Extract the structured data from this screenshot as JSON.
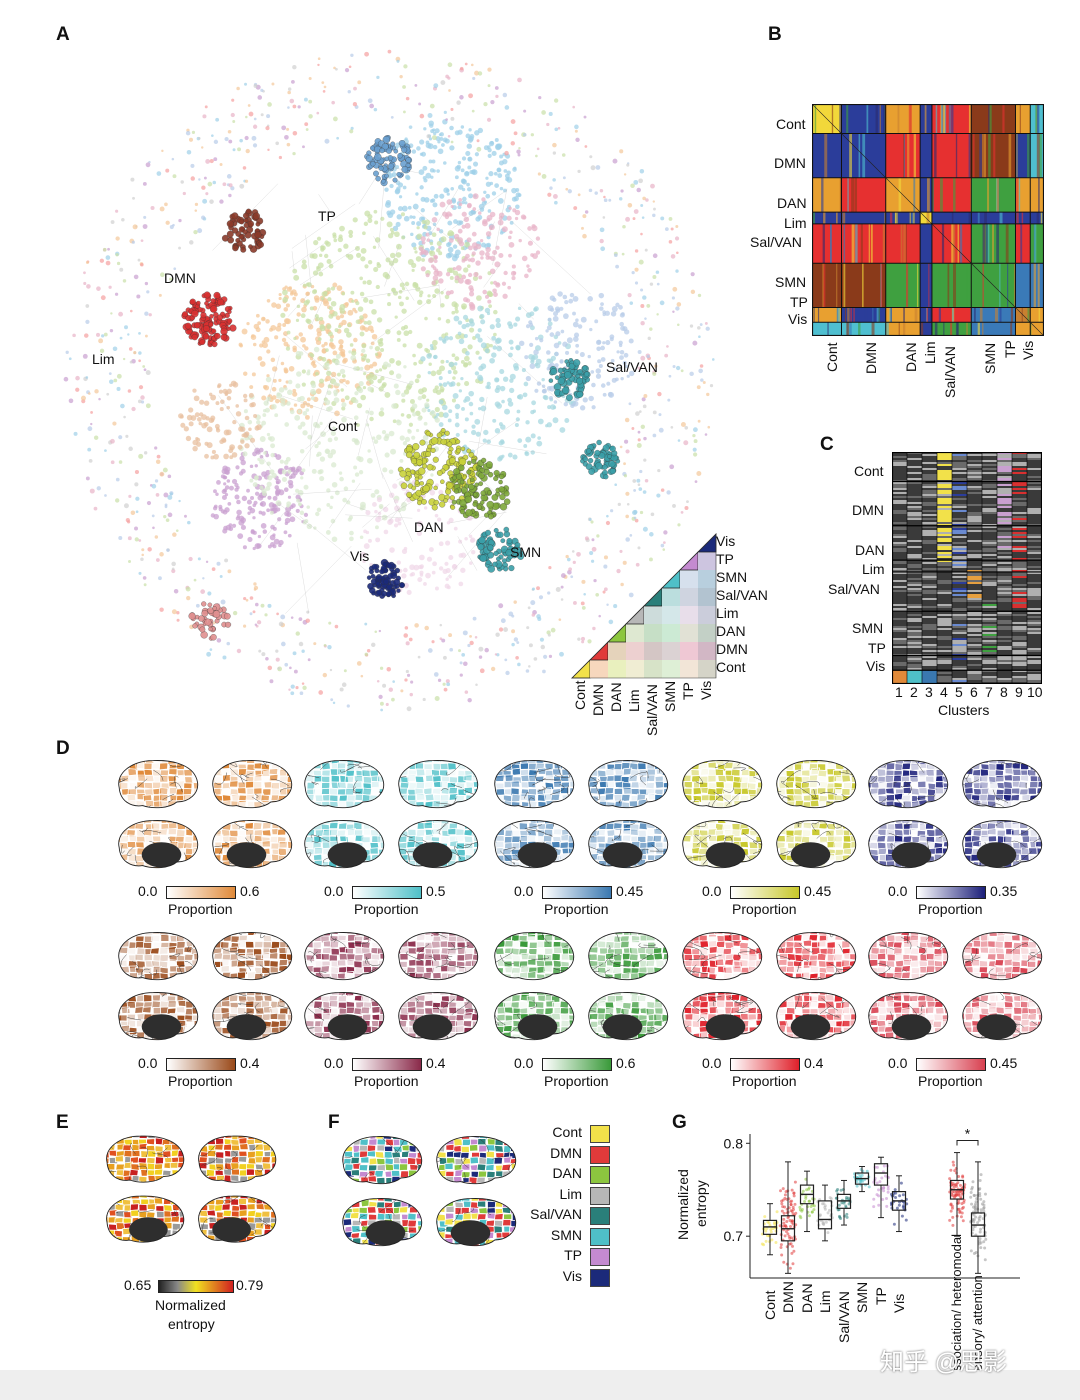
{
  "panels": {
    "A": "A",
    "B": "B",
    "C": "C",
    "D": "D",
    "E": "E",
    "F": "F",
    "G": "G"
  },
  "colors": {
    "Cont": "#f2e14a",
    "DMN": "#e03a3a",
    "DAN": "#8cc63f",
    "Lim": "#b7b7b7",
    "SalVAN": "#2a7f7a",
    "SMN": "#4fc0c8",
    "TP": "#c48ad0",
    "Vis": "#1b2a7a"
  },
  "panelA": {
    "labels": [
      "TP",
      "DMN",
      "Lim",
      "Sal/VAN",
      "Cont",
      "DAN",
      "SMN",
      "Vis"
    ],
    "legend_right": [
      "Vis",
      "TP",
      "SMN",
      "Sal/VAN",
      "Lim",
      "DAN",
      "DMN",
      "Cont"
    ],
    "legend_bottom": [
      "Cont",
      "DMN",
      "DAN",
      "Lim",
      "Sal/VAN",
      "SMN",
      "TP",
      "Vis"
    ]
  },
  "panelB": {
    "row_labels": [
      "Cont",
      "DMN",
      "DAN",
      "Lim",
      "Sal/VAN",
      "SMN",
      "TP",
      "Vis"
    ],
    "col_labels": [
      "Cont",
      "DMN",
      "DAN",
      "Lim",
      "Sal/VAN",
      "SMN",
      "TP",
      "Vis"
    ]
  },
  "panelC": {
    "row_labels": [
      "Cont",
      "DMN",
      "DAN",
      "Lim",
      "Sal/VAN",
      "SMN",
      "TP",
      "Vis"
    ],
    "cluster_numbers": [
      "1",
      "2",
      "3",
      "4",
      "5",
      "6",
      "7",
      "8",
      "9",
      "10"
    ],
    "xlabel": "Clusters"
  },
  "panelD": {
    "row1": [
      {
        "min": "0.0",
        "max": "0.6",
        "label": "Proportion",
        "color": "#e08a3a"
      },
      {
        "min": "0.0",
        "max": "0.5",
        "label": "Proportion",
        "color": "#4fc0c8"
      },
      {
        "min": "0.0",
        "max": "0.45",
        "label": "Proportion",
        "color": "#3a78b0"
      },
      {
        "min": "0.0",
        "max": "0.45",
        "label": "Proportion",
        "color": "#c8c82a"
      },
      {
        "min": "0.0",
        "max": "0.35",
        "label": "Proportion",
        "color": "#1b1f7a"
      }
    ],
    "row2": [
      {
        "min": "0.0",
        "max": "0.4",
        "label": "Proportion",
        "color": "#9a4a1a"
      },
      {
        "min": "0.0",
        "max": "0.4",
        "label": "Proportion",
        "color": "#8a2a4a"
      },
      {
        "min": "0.0",
        "max": "0.6",
        "label": "Proportion",
        "color": "#3a9a3a"
      },
      {
        "min": "0.0",
        "max": "0.4",
        "label": "Proportion",
        "color": "#e0202a"
      },
      {
        "min": "0.0",
        "max": "0.45",
        "label": "Proportion",
        "color": "#d84050"
      }
    ]
  },
  "panelE": {
    "min": "0.65",
    "max": "0.79",
    "label_line1": "Normalized",
    "label_line2": "entropy"
  },
  "panelF": {
    "legend": [
      "Cont",
      "DMN",
      "DAN",
      "Lim",
      "Sal/VAN",
      "SMN",
      "TP",
      "Vis"
    ]
  },
  "chart_data": {
    "type": "box",
    "ylabel_line1": "Normalized",
    "ylabel_line2": "entropy",
    "yticks": [
      "0.8",
      "0.7"
    ],
    "ylim": [
      0.655,
      0.81
    ],
    "categories": [
      "Cont",
      "DMN",
      "DAN",
      "Lim",
      "Sal/VAN",
      "SMN",
      "TP",
      "Vis",
      "Association/ heteromodal",
      "Sensory/ attention"
    ],
    "boxes": [
      {
        "name": "Cont",
        "q1": 0.702,
        "median": 0.71,
        "q3": 0.717,
        "min": 0.68,
        "max": 0.735,
        "color": "#f2e14a"
      },
      {
        "name": "DMN",
        "q1": 0.695,
        "median": 0.708,
        "q3": 0.722,
        "min": 0.66,
        "max": 0.78,
        "color": "#e03a3a"
      },
      {
        "name": "DAN",
        "q1": 0.735,
        "median": 0.745,
        "q3": 0.755,
        "min": 0.705,
        "max": 0.77,
        "color": "#8cc63f"
      },
      {
        "name": "Lim",
        "q1": 0.708,
        "median": 0.718,
        "q3": 0.738,
        "min": 0.695,
        "max": 0.755,
        "color": "#b7b7b7"
      },
      {
        "name": "Sal/VAN",
        "q1": 0.73,
        "median": 0.738,
        "q3": 0.745,
        "min": 0.712,
        "max": 0.76,
        "color": "#2a7f7a"
      },
      {
        "name": "SMN",
        "q1": 0.756,
        "median": 0.762,
        "q3": 0.768,
        "min": 0.748,
        "max": 0.775,
        "color": "#4fc0c8"
      },
      {
        "name": "TP",
        "q1": 0.755,
        "median": 0.768,
        "q3": 0.778,
        "min": 0.72,
        "max": 0.785,
        "color": "#c48ad0"
      },
      {
        "name": "Vis",
        "q1": 0.728,
        "median": 0.738,
        "q3": 0.748,
        "min": 0.705,
        "max": 0.765,
        "color": "#1b2a7a"
      },
      {
        "name": "Association/ heteromodal",
        "q1": 0.74,
        "median": 0.75,
        "q3": 0.76,
        "min": 0.7,
        "max": 0.79,
        "color": "#e03a3a"
      },
      {
        "name": "Sensory/ attention",
        "q1": 0.7,
        "median": 0.712,
        "q3": 0.725,
        "min": 0.66,
        "max": 0.78,
        "color": "#999999"
      }
    ],
    "significance": "*"
  },
  "watermark": "知乎 @思影"
}
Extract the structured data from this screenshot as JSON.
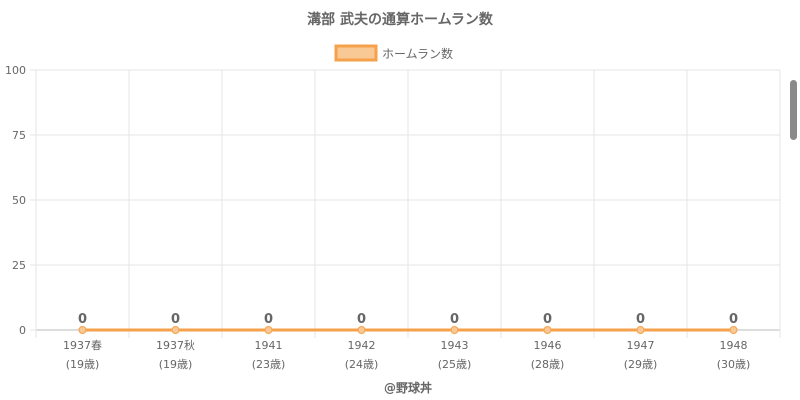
{
  "chart_data": {
    "type": "line",
    "title": "溝部 武夫の通算ホームラン数",
    "categories": [
      [
        "1937春",
        "(19歳)"
      ],
      [
        "1937秋",
        "(19歳)"
      ],
      [
        "1941",
        "(23歳)"
      ],
      [
        "1942",
        "(24歳)"
      ],
      [
        "1943",
        "(25歳)"
      ],
      [
        "1946",
        "(28歳)"
      ],
      [
        "1947",
        "(29歳)"
      ],
      [
        "1948",
        "(30歳)"
      ]
    ],
    "series": [
      {
        "name": "ホームラン数",
        "values": [
          0,
          0,
          0,
          0,
          0,
          0,
          0,
          0
        ]
      }
    ],
    "ylim": [
      0,
      100
    ],
    "yticks": [
      0,
      25,
      50,
      75,
      100
    ],
    "grid": true,
    "legend": "top",
    "data_labels": true,
    "credit": "@野球丼"
  },
  "colors": {
    "line": "#f5a04a",
    "legend_fill": "#f9c995",
    "grid": "#e6e6e6",
    "axis": "#bbbbbb",
    "text": "#666666",
    "title": "#666666"
  }
}
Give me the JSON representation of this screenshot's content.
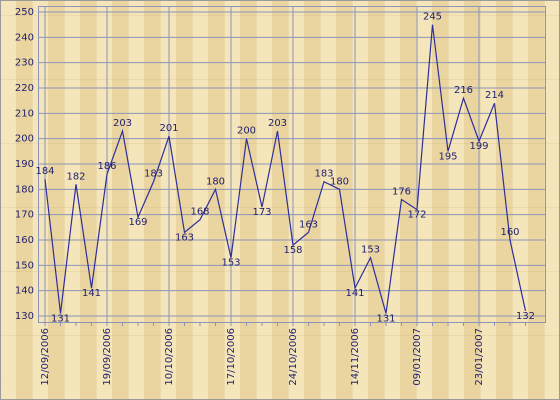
{
  "chart_data": {
    "type": "line",
    "categories": [
      "12/09/2006",
      null,
      null,
      null,
      "19/09/2006",
      null,
      null,
      null,
      "10/10/2006",
      null,
      null,
      null,
      "17/10/2006",
      null,
      null,
      null,
      "24/10/2006",
      null,
      null,
      null,
      "14/11/2006",
      null,
      null,
      null,
      "09/01/2007",
      null,
      null,
      null,
      "23/01/2007",
      null,
      null,
      null
    ],
    "values": [
      184,
      131,
      182,
      141,
      186,
      203,
      169,
      183,
      201,
      163,
      168,
      180,
      153,
      200,
      173,
      203,
      158,
      163,
      183,
      180,
      141,
      153,
      131,
      176,
      172,
      245,
      195,
      216,
      199,
      214,
      160,
      132
    ],
    "color": "#2e2e9a",
    "ylim": [
      130,
      250
    ],
    "yticks": [
      130,
      140,
      150,
      160,
      170,
      180,
      190,
      200,
      210,
      220,
      230,
      240,
      250
    ],
    "grid": true
  }
}
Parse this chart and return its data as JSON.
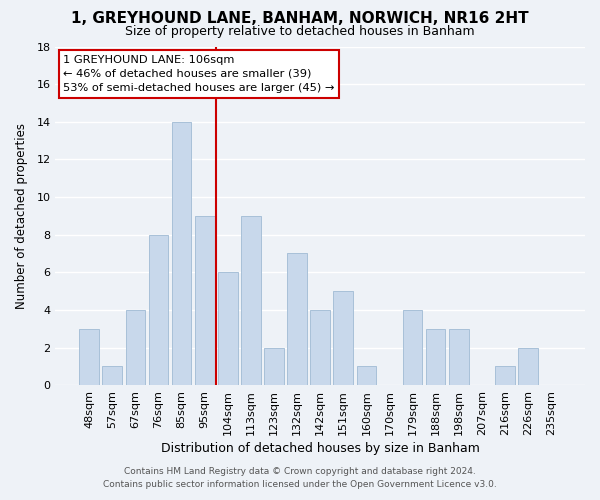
{
  "title": "1, GREYHOUND LANE, BANHAM, NORWICH, NR16 2HT",
  "subtitle": "Size of property relative to detached houses in Banham",
  "xlabel": "Distribution of detached houses by size in Banham",
  "ylabel": "Number of detached properties",
  "bar_color": "#c8d8eb",
  "bar_edge_color": "#a8c0d8",
  "categories": [
    "48sqm",
    "57sqm",
    "67sqm",
    "76sqm",
    "85sqm",
    "95sqm",
    "104sqm",
    "113sqm",
    "123sqm",
    "132sqm",
    "142sqm",
    "151sqm",
    "160sqm",
    "170sqm",
    "179sqm",
    "188sqm",
    "198sqm",
    "207sqm",
    "216sqm",
    "226sqm",
    "235sqm"
  ],
  "values": [
    3,
    1,
    4,
    8,
    14,
    9,
    6,
    9,
    2,
    7,
    4,
    5,
    1,
    0,
    4,
    3,
    3,
    0,
    1,
    2,
    0
  ],
  "ylim": [
    0,
    18
  ],
  "yticks": [
    0,
    2,
    4,
    6,
    8,
    10,
    12,
    14,
    16,
    18
  ],
  "vline_x": 5.5,
  "vline_color": "#cc0000",
  "annotation_line1": "1 GREYHOUND LANE: 106sqm",
  "annotation_line2": "← 46% of detached houses are smaller (39)",
  "annotation_line3": "53% of semi-detached houses are larger (45) →",
  "annotation_box_color": "#ffffff",
  "annotation_box_edge": "#cc0000",
  "footer_line1": "Contains HM Land Registry data © Crown copyright and database right 2024.",
  "footer_line2": "Contains public sector information licensed under the Open Government Licence v3.0.",
  "background_color": "#eef2f7",
  "grid_color": "#ffffff",
  "title_fontsize": 11,
  "subtitle_fontsize": 9
}
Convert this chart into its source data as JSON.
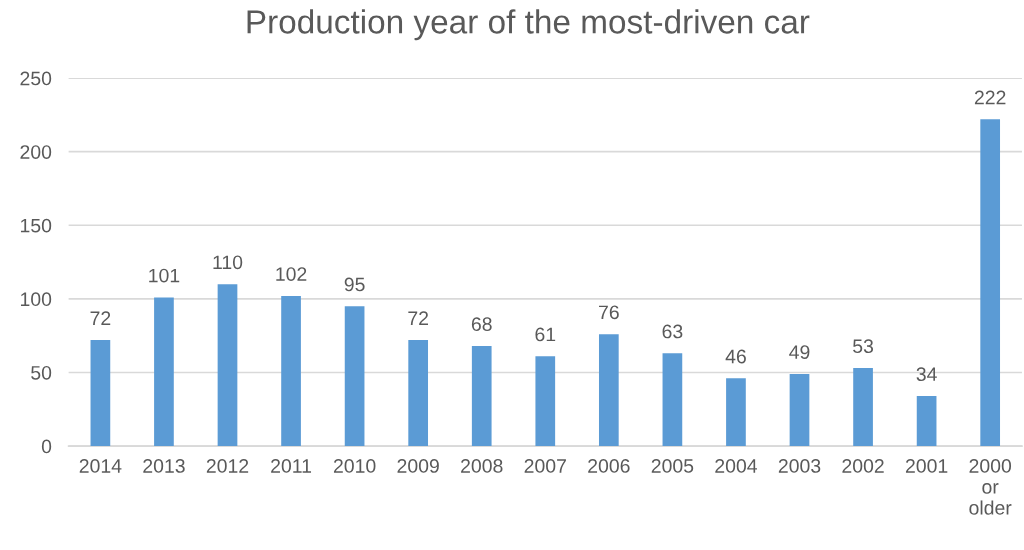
{
  "chart_data": {
    "type": "bar",
    "title": "Production year of the most-driven car",
    "categories": [
      "2014",
      "2013",
      "2012",
      "2011",
      "2010",
      "2009",
      "2008",
      "2007",
      "2006",
      "2005",
      "2004",
      "2003",
      "2002",
      "2001",
      "2000\nor\nolder"
    ],
    "values": [
      72,
      101,
      110,
      102,
      95,
      72,
      68,
      61,
      76,
      63,
      46,
      49,
      53,
      34,
      222
    ],
    "color": "#5b9bd5",
    "ylim": [
      0,
      250
    ],
    "yticks": [
      0,
      50,
      100,
      150,
      200,
      250
    ],
    "grid": "y",
    "data_labels": true
  }
}
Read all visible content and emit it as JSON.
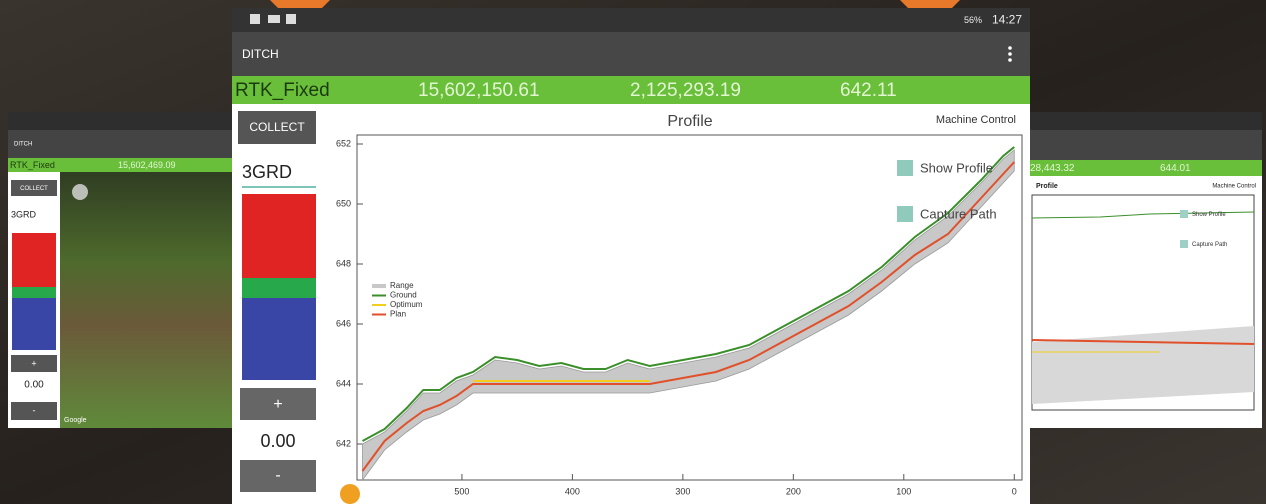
{
  "main_screen": {
    "status": {
      "battery": "56%",
      "time": "14:27"
    },
    "app_title": "DITCH",
    "gnss": {
      "status": "RTK_Fixed",
      "northing": "15,602,150.61",
      "easting": "2,125,293.19",
      "elevation": "642.11"
    },
    "collect_button": "COLLECT",
    "surface": "3GRD",
    "plus_button": "+",
    "offset": "0.00",
    "minus_button": "-",
    "mode": "Machine Control",
    "checkboxes": [
      "Show Profile",
      "Capture Path"
    ]
  },
  "chart_data": {
    "type": "line",
    "title": "Profile",
    "x": [
      590,
      570,
      550,
      535,
      520,
      505,
      490,
      470,
      450,
      430,
      410,
      390,
      370,
      350,
      330,
      300,
      270,
      240,
      210,
      180,
      150,
      120,
      90,
      60,
      30,
      10,
      0
    ],
    "series": [
      {
        "name": "Range",
        "color": "#c8c8c8",
        "band": true,
        "low": [
          640.8,
          641.8,
          642.4,
          642.8,
          643.0,
          643.3,
          643.7,
          643.7,
          643.7,
          643.7,
          643.7,
          643.7,
          643.7,
          643.7,
          643.7,
          643.9,
          644.1,
          644.5,
          645.1,
          645.7,
          646.3,
          647.1,
          648.0,
          648.7,
          649.9,
          650.7,
          651.1
        ],
        "high": [
          642.0,
          642.4,
          643.1,
          643.7,
          643.7,
          644.1,
          644.3,
          644.8,
          644.7,
          644.5,
          644.6,
          644.4,
          644.4,
          644.7,
          644.5,
          644.7,
          644.9,
          645.2,
          645.8,
          646.4,
          647.0,
          647.8,
          648.8,
          649.6,
          650.7,
          651.5,
          651.8
        ]
      },
      {
        "name": "Ground",
        "color": "#3a8f2a",
        "values": [
          642.1,
          642.5,
          643.2,
          643.8,
          643.8,
          644.2,
          644.4,
          644.9,
          644.8,
          644.6,
          644.7,
          644.5,
          644.5,
          644.8,
          644.6,
          644.8,
          645.0,
          645.3,
          645.9,
          646.5,
          647.1,
          647.9,
          648.9,
          649.7,
          650.8,
          651.6,
          651.9
        ]
      },
      {
        "name": "Optimum",
        "color": "#f2cf1d",
        "values": [
          null,
          null,
          null,
          null,
          null,
          null,
          644.1,
          644.1,
          644.1,
          644.1,
          644.1,
          644.1,
          644.1,
          644.1,
          644.1,
          null,
          null,
          null,
          null,
          null,
          null,
          null,
          null,
          null,
          null,
          null,
          null
        ]
      },
      {
        "name": "Plan",
        "color": "#e0502a",
        "values": [
          641.1,
          642.1,
          642.7,
          643.1,
          643.3,
          643.6,
          644.0,
          644.0,
          644.0,
          644.0,
          644.0,
          644.0,
          644.0,
          644.0,
          644.0,
          644.2,
          644.4,
          644.8,
          645.4,
          646.0,
          646.6,
          647.4,
          648.3,
          649.0,
          650.2,
          651.0,
          651.4
        ]
      }
    ],
    "xlim": [
      595,
      -7
    ],
    "ylim": [
      640.8,
      652.3
    ],
    "xticks": [
      500,
      400,
      300,
      200,
      100,
      0
    ],
    "yticks": [
      642,
      644,
      646,
      648,
      650,
      652
    ]
  },
  "left_screen": {
    "app_title": "DITCH",
    "gnss_status": "RTK_Fixed",
    "northing": "15,602,469.09",
    "collect_button": "COLLECT",
    "surface": "3GRD",
    "plus_button": "+",
    "offset": "0.00",
    "minus_button": "-",
    "map_credit": "Google"
  },
  "right_screen": {
    "easting": "28,443.32",
    "elevation": "644.01",
    "title": "Profile",
    "mode": "Machine Control",
    "checkboxes": [
      "Show Profile",
      "Capture Path"
    ]
  }
}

━━━━━━━━━━━━━━━━

• Description of the task: Extract all lines from the material above that include the word "content".

• Solution to this problem:
Give me the JSON representation of this screenshot's content.
Read all visible content and emit it as JSON.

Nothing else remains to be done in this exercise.